-- WHAT IS EXPECTED --
Switch "interactable" to "clickable" in everything from the start of the rows down through the line containing "badge-top-text: POLÍCIA (43, 29, 80, 39)", and give those lines back with nothing else changed.

-- Layout coordinate data --

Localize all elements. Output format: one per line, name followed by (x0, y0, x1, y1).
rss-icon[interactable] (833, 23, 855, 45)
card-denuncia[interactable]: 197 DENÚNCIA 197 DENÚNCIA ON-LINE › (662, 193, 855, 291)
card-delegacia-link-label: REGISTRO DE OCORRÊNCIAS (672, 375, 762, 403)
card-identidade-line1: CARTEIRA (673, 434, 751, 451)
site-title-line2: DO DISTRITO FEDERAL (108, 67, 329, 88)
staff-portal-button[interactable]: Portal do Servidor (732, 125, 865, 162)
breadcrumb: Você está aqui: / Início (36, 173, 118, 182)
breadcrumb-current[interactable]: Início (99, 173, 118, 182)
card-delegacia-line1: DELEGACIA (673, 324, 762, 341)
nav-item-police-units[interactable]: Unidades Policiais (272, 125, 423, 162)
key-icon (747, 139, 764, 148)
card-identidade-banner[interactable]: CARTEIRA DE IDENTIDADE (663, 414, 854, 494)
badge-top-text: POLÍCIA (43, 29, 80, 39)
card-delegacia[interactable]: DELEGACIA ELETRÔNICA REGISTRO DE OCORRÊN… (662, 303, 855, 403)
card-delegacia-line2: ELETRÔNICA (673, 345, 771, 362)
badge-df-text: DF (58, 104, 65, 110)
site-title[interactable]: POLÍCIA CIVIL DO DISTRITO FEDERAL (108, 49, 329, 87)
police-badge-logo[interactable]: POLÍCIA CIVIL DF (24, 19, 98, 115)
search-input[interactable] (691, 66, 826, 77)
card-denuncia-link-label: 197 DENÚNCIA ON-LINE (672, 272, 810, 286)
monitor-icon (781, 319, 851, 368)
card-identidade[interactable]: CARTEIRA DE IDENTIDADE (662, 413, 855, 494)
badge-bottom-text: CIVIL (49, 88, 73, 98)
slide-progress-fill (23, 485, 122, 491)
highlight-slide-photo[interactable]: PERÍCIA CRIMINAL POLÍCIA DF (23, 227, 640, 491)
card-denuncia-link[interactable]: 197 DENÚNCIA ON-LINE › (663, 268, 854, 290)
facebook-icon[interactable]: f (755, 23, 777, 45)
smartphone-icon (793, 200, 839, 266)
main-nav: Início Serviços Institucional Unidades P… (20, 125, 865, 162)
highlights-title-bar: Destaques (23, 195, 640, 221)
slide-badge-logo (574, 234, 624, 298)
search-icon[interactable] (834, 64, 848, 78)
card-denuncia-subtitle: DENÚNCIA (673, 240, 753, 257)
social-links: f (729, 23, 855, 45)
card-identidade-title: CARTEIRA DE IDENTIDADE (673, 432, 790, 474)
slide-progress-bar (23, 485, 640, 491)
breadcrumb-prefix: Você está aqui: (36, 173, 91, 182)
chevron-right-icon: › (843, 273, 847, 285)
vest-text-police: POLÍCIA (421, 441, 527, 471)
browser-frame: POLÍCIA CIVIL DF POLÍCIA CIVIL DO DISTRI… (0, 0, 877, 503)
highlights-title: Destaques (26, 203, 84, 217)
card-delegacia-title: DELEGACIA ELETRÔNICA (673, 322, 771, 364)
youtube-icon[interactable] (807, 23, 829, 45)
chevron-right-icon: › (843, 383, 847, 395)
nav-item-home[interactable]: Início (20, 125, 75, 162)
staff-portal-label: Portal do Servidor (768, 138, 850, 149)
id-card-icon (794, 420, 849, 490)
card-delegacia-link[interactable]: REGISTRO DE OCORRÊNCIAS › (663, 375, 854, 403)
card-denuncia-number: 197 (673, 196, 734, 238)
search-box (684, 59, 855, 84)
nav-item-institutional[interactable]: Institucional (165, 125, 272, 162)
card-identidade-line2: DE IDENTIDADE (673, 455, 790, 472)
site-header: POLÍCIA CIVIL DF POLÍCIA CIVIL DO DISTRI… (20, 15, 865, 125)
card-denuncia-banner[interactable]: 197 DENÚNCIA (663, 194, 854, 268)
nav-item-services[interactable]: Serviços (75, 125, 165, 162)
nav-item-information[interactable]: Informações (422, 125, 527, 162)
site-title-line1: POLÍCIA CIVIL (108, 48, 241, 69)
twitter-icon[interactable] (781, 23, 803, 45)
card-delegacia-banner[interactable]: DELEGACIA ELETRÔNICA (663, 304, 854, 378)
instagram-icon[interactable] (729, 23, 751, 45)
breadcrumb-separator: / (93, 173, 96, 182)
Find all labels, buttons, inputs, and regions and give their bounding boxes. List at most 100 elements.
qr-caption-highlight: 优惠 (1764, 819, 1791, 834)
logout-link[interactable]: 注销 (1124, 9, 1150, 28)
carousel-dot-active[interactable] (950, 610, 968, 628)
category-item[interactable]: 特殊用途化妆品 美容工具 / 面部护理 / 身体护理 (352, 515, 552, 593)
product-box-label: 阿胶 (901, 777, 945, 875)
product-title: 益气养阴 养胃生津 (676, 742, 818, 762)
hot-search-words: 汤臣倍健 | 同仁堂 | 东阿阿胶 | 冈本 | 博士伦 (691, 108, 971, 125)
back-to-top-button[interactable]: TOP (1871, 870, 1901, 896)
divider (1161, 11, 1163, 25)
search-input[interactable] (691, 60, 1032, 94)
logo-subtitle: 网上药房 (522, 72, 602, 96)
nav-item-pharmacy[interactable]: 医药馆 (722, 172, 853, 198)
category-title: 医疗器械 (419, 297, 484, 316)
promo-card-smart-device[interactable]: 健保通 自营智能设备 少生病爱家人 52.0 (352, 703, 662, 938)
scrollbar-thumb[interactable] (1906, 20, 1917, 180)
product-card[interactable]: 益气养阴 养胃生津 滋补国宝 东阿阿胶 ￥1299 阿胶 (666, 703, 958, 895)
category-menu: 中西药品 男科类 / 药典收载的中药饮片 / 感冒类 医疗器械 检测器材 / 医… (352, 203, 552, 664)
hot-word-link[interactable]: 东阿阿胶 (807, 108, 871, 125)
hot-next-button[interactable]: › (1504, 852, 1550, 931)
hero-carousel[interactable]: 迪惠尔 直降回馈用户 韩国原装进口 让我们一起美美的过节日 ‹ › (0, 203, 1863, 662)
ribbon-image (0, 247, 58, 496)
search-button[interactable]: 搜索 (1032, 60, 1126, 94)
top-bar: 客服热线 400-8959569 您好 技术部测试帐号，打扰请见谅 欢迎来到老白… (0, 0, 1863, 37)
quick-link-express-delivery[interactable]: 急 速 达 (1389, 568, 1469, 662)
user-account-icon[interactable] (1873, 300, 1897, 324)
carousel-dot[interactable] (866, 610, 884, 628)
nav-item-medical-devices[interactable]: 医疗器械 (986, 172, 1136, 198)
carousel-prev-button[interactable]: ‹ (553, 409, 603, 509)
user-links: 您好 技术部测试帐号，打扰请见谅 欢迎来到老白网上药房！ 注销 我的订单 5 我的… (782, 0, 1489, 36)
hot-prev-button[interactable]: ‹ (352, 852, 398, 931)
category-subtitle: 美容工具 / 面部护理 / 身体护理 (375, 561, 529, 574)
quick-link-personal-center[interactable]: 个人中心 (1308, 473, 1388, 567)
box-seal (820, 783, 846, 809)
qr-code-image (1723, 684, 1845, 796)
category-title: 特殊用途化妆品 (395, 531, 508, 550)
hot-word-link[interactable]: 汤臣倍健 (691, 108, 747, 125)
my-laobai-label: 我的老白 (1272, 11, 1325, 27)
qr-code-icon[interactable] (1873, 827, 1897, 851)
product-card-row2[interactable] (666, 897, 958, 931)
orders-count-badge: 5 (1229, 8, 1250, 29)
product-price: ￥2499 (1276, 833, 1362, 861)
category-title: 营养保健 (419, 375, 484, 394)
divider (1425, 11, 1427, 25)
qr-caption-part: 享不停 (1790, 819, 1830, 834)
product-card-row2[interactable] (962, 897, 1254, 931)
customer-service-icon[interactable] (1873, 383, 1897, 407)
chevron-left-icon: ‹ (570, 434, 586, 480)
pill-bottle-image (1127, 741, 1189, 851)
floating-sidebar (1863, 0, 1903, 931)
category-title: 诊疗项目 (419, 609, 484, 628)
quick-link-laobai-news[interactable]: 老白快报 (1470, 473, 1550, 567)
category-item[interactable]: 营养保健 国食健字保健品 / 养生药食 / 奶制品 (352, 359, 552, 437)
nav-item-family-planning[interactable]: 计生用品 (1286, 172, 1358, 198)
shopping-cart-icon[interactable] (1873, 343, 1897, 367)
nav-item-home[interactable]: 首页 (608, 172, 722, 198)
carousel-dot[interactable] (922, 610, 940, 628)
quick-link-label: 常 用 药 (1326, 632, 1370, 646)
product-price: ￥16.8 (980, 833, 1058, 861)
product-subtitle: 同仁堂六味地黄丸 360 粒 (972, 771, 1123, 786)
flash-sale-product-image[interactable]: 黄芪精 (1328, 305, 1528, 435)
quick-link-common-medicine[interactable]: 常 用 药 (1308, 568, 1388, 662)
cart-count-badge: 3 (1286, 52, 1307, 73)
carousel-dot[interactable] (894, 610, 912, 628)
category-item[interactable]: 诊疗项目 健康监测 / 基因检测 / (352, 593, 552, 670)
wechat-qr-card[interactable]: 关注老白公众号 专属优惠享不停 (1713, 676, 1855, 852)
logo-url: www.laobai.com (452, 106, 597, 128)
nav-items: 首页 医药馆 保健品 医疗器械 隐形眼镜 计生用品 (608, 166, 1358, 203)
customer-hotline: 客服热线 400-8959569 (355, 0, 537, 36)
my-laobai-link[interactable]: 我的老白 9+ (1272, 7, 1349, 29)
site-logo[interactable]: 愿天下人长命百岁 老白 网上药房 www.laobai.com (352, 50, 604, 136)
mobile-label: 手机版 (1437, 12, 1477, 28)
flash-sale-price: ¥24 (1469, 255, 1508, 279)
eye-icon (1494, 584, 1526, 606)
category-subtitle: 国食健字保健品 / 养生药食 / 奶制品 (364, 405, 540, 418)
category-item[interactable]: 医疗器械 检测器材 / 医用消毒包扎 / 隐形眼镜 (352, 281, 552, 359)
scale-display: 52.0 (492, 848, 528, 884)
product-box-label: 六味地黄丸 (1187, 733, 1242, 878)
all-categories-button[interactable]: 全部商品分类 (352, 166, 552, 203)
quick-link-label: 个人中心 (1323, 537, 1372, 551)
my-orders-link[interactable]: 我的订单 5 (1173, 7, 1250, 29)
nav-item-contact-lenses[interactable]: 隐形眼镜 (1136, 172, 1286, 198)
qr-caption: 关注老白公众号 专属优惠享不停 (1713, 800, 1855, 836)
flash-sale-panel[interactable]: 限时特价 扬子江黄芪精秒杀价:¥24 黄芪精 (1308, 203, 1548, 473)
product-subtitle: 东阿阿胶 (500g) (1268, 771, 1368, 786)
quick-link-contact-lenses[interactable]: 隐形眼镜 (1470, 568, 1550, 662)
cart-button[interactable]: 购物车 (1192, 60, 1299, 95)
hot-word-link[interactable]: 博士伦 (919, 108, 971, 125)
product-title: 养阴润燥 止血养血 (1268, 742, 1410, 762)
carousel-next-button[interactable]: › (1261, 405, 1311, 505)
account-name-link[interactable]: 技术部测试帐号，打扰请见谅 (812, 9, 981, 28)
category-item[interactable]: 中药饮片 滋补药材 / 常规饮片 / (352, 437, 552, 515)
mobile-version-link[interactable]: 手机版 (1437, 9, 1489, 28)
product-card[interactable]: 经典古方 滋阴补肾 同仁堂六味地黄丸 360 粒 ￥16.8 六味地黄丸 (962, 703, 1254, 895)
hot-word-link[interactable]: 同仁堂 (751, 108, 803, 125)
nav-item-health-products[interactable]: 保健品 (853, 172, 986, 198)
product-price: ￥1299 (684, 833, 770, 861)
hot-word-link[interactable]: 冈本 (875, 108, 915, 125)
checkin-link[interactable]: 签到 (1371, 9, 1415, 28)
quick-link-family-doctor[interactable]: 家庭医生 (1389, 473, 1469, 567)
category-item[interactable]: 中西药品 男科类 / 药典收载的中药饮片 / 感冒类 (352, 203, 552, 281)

-- IN RESPONSE --
Localize all elements. Output format: one per line, name followed by (x0, y0, x1, y1).
rss-icon[clickable] (833, 23, 855, 45)
card-denuncia[clickable]: 197 DENÚNCIA 197 DENÚNCIA ON-LINE › (662, 193, 855, 291)
card-delegacia-link-label: REGISTRO DE OCORRÊNCIAS (672, 375, 762, 403)
card-identidade-line1: CARTEIRA (673, 434, 751, 451)
site-title-line2: DO DISTRITO FEDERAL (108, 67, 329, 88)
staff-portal-button[clickable]: Portal do Servidor (732, 125, 865, 162)
breadcrumb: Você está aqui: / Início (36, 173, 118, 182)
breadcrumb-current[clickable]: Início (99, 173, 118, 182)
card-delegacia-line1: DELEGACIA (673, 324, 762, 341)
nav-item-police-units[clickable]: Unidades Policiais (272, 125, 423, 162)
key-icon (747, 139, 764, 148)
card-identidade-banner[clickable]: CARTEIRA DE IDENTIDADE (663, 414, 854, 494)
badge-top-text: POLÍCIA (43, 29, 80, 39)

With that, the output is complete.